In the material below, find every line with "table" and pull it out.
--- Start of INFORMATION GIVEN ---
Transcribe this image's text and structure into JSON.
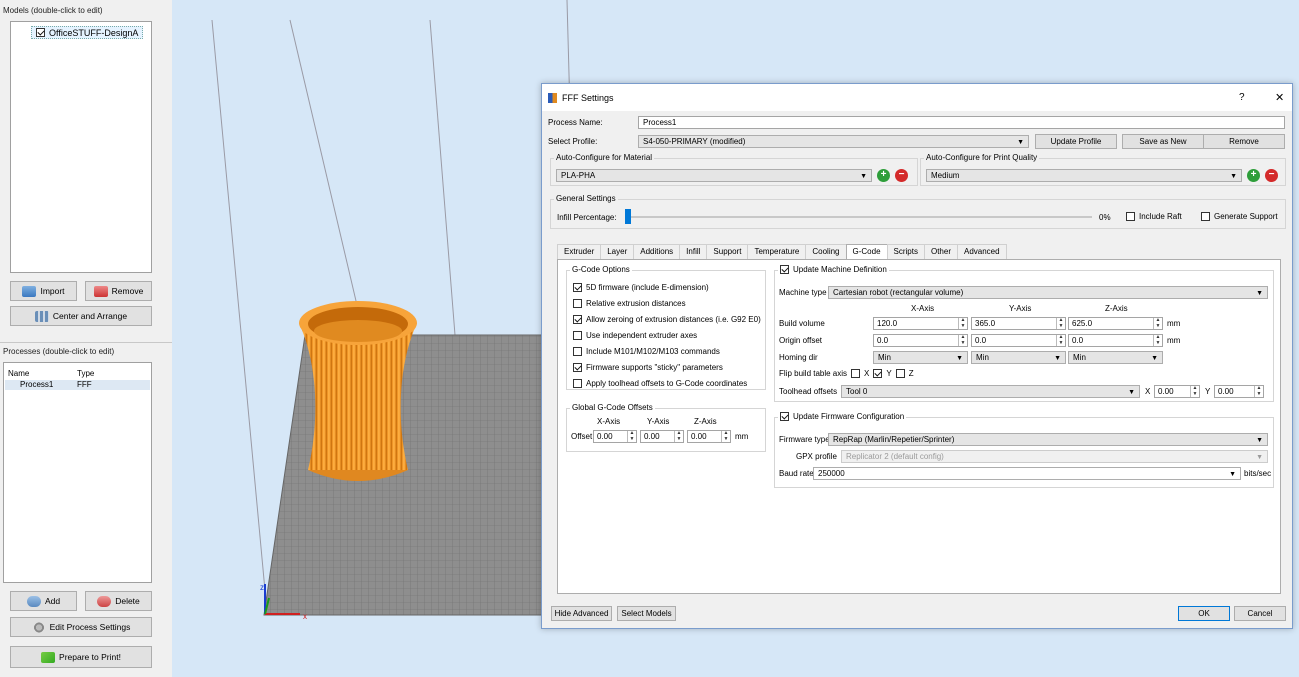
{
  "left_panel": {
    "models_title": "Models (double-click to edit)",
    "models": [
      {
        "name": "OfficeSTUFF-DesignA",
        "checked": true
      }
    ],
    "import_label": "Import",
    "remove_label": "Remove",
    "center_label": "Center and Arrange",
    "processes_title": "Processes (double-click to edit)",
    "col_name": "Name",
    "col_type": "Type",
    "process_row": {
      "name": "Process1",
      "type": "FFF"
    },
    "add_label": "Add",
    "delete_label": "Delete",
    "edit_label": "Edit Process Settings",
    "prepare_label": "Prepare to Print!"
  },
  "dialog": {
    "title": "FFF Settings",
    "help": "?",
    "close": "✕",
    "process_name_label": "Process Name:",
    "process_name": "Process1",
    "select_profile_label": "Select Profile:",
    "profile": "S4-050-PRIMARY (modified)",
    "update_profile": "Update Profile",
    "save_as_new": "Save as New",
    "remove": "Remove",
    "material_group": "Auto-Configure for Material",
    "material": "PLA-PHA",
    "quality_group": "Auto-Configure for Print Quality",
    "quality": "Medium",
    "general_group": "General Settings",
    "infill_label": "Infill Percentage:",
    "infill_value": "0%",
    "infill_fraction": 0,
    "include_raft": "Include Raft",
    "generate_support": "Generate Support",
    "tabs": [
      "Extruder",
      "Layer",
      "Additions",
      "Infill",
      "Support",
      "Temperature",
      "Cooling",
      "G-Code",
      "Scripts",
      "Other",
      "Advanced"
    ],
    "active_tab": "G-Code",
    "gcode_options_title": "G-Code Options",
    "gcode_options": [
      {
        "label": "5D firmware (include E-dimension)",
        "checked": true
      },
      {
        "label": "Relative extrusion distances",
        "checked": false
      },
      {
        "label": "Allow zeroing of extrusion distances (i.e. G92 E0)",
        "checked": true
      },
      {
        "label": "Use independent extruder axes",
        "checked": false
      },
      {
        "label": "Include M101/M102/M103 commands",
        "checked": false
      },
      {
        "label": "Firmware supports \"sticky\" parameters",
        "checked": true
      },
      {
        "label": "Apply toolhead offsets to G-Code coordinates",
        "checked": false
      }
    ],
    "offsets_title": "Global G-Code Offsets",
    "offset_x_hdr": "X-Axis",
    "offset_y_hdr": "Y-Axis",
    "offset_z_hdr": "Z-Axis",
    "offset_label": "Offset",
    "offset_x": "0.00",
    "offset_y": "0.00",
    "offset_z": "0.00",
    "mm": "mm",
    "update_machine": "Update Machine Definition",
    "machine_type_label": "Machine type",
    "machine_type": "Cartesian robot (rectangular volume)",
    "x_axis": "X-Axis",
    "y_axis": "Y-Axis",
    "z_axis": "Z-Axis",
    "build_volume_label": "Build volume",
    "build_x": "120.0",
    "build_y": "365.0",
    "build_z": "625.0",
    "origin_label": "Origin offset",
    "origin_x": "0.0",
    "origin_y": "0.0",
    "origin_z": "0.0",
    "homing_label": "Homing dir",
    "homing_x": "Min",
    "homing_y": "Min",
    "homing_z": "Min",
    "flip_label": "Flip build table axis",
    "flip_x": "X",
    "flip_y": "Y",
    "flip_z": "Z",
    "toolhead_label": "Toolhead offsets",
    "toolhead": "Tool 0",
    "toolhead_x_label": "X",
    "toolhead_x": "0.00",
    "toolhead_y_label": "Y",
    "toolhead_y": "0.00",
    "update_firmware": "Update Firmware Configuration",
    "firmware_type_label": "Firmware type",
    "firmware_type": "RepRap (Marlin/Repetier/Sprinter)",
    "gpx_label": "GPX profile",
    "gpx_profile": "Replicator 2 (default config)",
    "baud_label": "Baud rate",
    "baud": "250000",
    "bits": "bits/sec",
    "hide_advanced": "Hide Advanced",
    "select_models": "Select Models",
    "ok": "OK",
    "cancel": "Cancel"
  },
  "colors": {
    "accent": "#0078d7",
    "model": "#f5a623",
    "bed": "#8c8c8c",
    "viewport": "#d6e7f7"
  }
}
--- End of INFORMATION GIVEN ---
--- Start of INFORMATION GIVEN ---
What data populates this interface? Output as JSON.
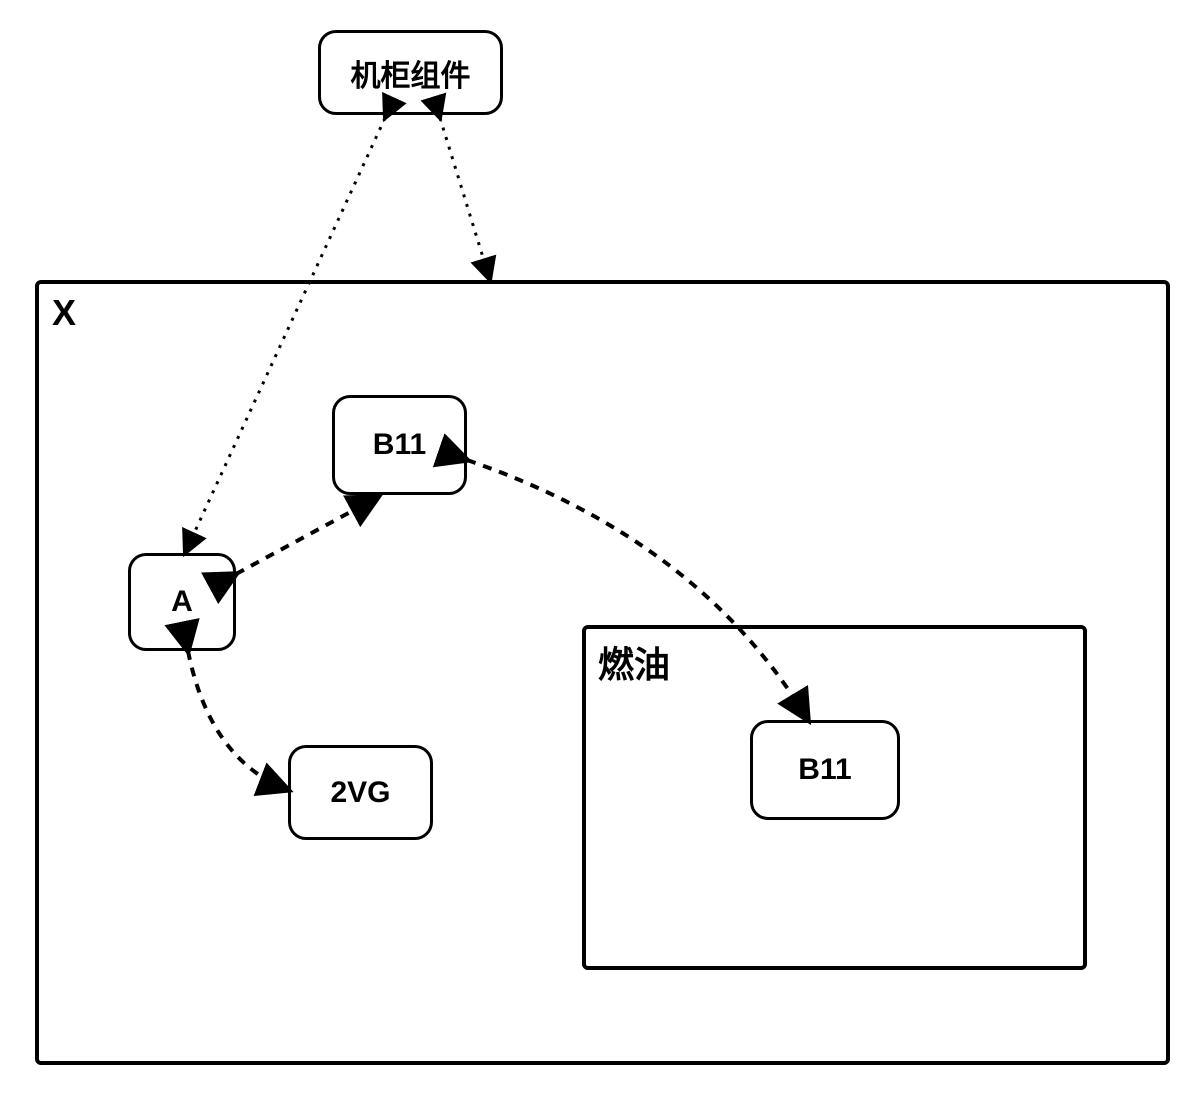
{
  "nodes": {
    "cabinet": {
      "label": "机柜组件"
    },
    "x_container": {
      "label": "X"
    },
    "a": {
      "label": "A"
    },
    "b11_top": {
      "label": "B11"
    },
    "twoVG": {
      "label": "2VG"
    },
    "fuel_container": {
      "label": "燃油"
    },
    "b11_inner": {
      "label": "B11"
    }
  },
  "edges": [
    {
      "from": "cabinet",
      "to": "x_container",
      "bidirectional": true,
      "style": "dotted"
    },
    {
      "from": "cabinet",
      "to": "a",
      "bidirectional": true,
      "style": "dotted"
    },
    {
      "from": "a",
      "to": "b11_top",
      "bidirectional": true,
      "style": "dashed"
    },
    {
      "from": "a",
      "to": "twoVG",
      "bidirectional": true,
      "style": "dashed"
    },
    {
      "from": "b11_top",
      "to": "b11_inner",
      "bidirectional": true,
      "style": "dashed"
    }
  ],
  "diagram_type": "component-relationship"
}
--- End of INFORMATION GIVEN ---
--- Start of INFORMATION GIVEN ---
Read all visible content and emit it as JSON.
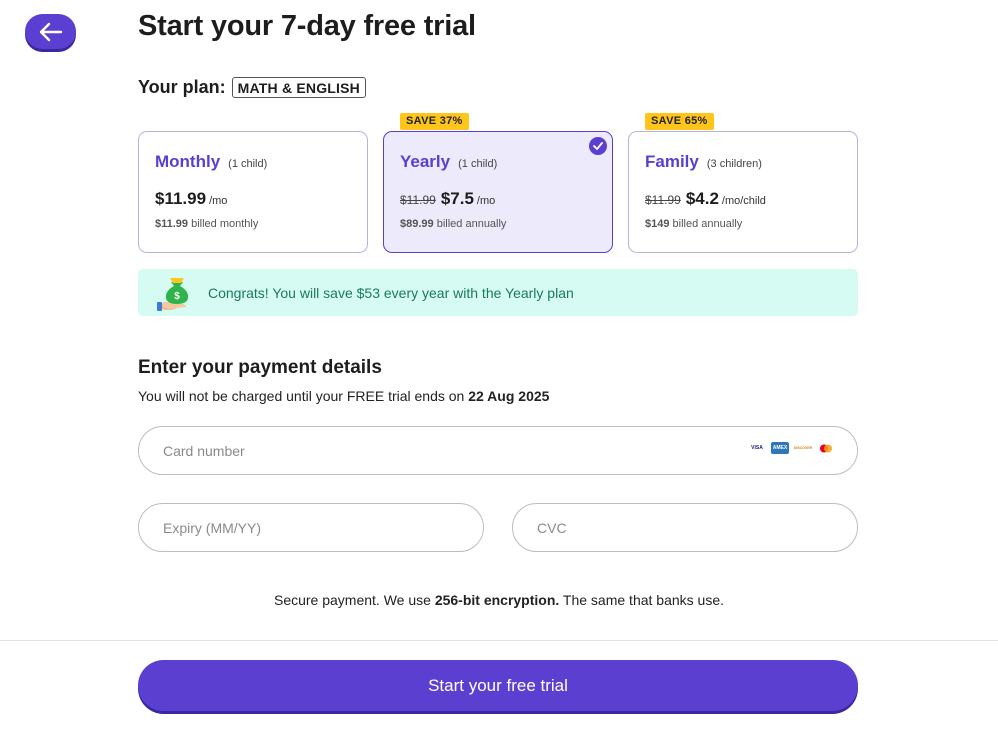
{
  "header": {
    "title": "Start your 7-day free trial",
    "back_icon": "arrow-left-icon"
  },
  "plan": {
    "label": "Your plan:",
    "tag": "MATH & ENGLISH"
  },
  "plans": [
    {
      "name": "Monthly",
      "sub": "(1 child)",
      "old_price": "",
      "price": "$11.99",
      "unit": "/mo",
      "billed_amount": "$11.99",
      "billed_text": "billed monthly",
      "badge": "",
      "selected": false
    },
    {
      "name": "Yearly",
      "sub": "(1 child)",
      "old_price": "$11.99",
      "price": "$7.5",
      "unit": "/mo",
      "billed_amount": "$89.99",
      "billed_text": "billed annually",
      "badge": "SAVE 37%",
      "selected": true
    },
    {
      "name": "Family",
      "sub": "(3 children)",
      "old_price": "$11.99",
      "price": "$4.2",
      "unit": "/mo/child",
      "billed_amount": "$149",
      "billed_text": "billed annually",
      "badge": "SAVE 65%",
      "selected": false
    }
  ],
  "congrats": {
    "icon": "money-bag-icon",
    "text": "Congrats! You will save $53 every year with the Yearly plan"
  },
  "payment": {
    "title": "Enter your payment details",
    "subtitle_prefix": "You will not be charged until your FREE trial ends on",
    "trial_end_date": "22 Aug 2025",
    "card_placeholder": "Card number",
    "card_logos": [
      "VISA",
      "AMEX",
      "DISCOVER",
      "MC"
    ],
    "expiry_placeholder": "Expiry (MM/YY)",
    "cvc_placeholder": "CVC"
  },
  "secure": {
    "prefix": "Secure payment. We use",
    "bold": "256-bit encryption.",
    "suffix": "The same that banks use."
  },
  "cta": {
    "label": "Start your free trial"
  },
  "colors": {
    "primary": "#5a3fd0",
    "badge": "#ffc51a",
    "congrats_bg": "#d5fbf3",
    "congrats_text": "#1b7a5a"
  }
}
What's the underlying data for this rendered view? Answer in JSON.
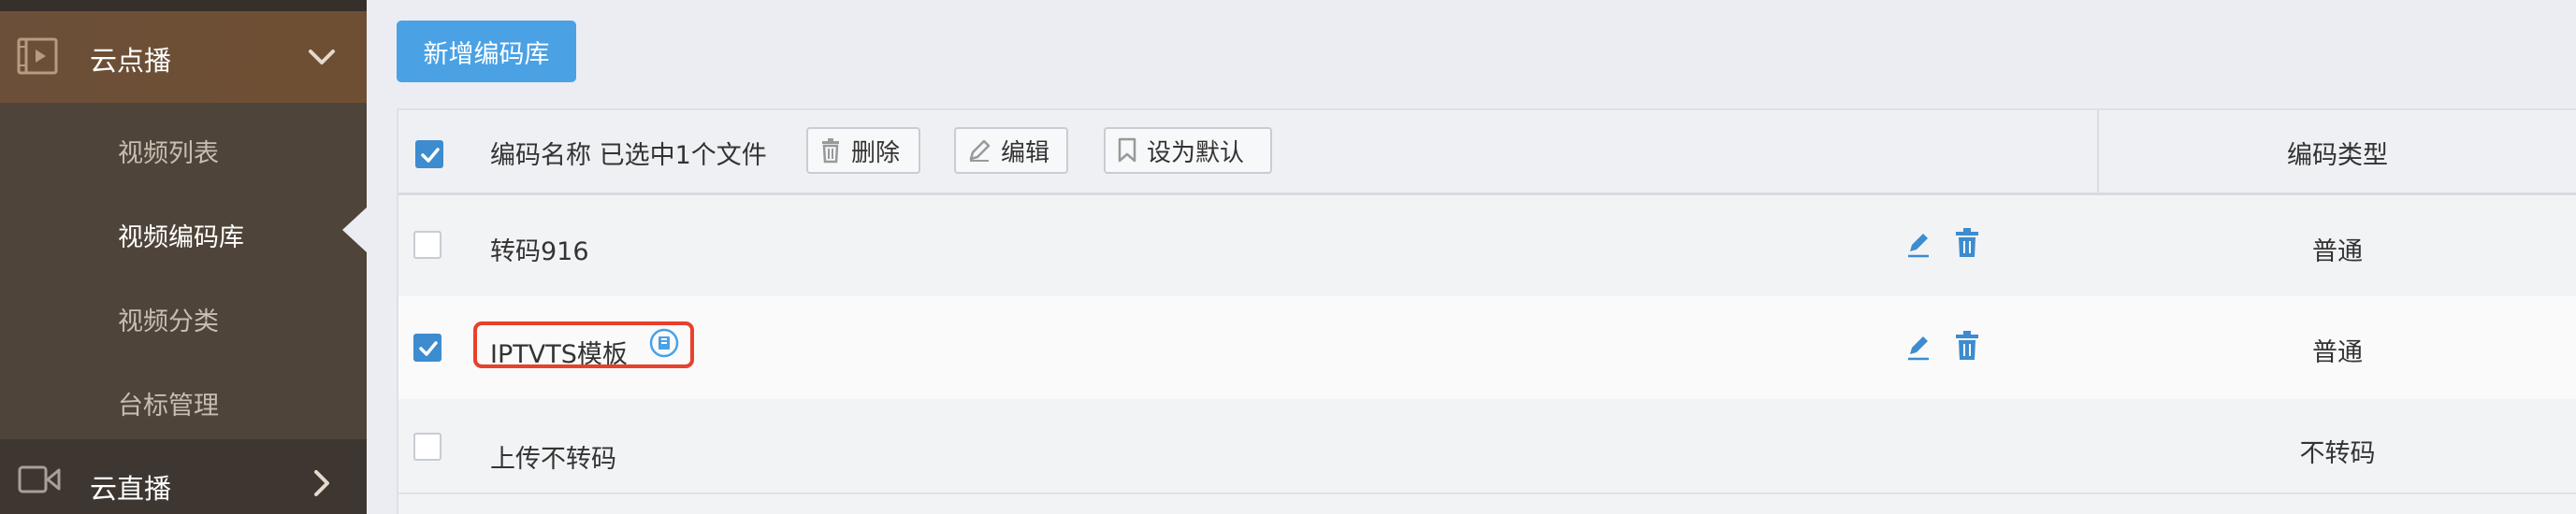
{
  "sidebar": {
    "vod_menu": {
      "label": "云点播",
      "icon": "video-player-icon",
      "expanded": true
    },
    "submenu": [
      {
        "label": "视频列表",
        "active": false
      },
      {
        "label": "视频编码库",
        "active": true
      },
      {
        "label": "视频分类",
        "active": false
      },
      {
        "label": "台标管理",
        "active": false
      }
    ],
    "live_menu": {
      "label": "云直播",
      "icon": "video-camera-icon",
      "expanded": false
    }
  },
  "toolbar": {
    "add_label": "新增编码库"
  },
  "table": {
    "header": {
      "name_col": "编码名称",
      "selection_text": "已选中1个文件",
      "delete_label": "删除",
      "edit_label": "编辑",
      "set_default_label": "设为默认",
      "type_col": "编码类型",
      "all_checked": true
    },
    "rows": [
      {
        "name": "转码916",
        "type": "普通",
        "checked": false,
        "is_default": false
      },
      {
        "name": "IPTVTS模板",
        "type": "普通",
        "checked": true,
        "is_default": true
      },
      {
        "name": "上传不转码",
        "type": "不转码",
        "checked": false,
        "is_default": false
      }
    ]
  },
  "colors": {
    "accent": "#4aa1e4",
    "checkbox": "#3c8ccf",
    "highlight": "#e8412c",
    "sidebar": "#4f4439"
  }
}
--- End of INFORMATION GIVEN ---
[SOLUTION TO THIS PROBLEM]
    "flip_label": "Flip build table axis",
  "table": {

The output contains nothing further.